- _AIM_: State the number of lines in the material below that have "Романс" in them, without any other text.

** BEGIN LISTED RECORDS **

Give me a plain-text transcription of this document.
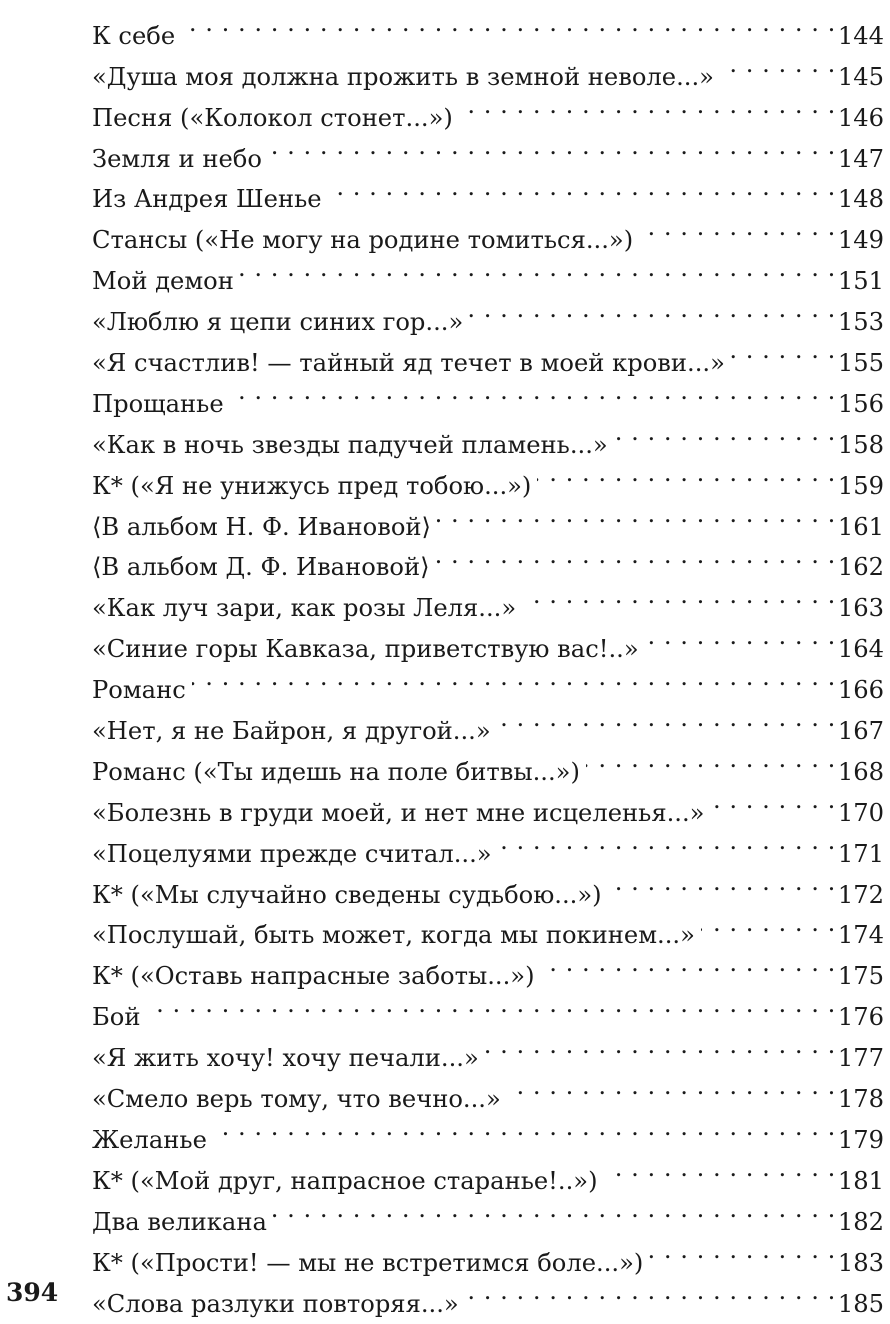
К себе . . .	144
«Душа моя должна прожить в земной неволе...» . . .	145
Песня («Колокол стонет...») . . .	146
Земля и небо . . .	147
Из Андрея Шенье . . .	148
Стансы («Не могу на родине томиться...») . . .	149
Мой демон . . .	151
«Люблю я цепи синих гор...» . . .	153
«Я счастлив! — тайный яд течет в моей крови...» . . .	155
Прощанье . . .	156
«Как в ночь звезды падучей пламень...» . . .	158
К* («Я не унижусь пред тобою...») . . .	159
⟨В альбом Н. Ф. Ивановой⟩ . . .	161
⟨В альбом Д. Ф. Ивановой⟩ . . .	162
«Как луч зари, как розы Леля...» . . .	163
«Синие горы Кавказа, приветствую вас!..» . . .	164
Романс . . .	166
«Нет, я не Байрон, я другой...» . . .	167
Романс («Ты идешь на поле битвы...») . . .	168
«Болезнь в груди моей, и нет мне исцеленья...» . . .	170
«Поцелуями прежде считал...» . . .	171
К* («Мы случайно сведены судьбою...») . . .	172
«Послушай, быть может, когда мы покинем...» . . .	174
К* («Оставь напрасные заботы...») . . .	175
Бой . . .	176
«Я жить хочу! хочу печали...» . . .	177
«Смело верь тому, что вечно...» . . .	178
Желанье . . .	179
К* («Мой друг, напрасное старанье!..») . . .	181
Два великана . . .	182
К* («Прости! — мы не встретимся боле...») . . .	183
«Слова разлуки повторяя...» . . .	185
394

** END LISTED RECORDS **

- _WRITTEN ANSWER_: 2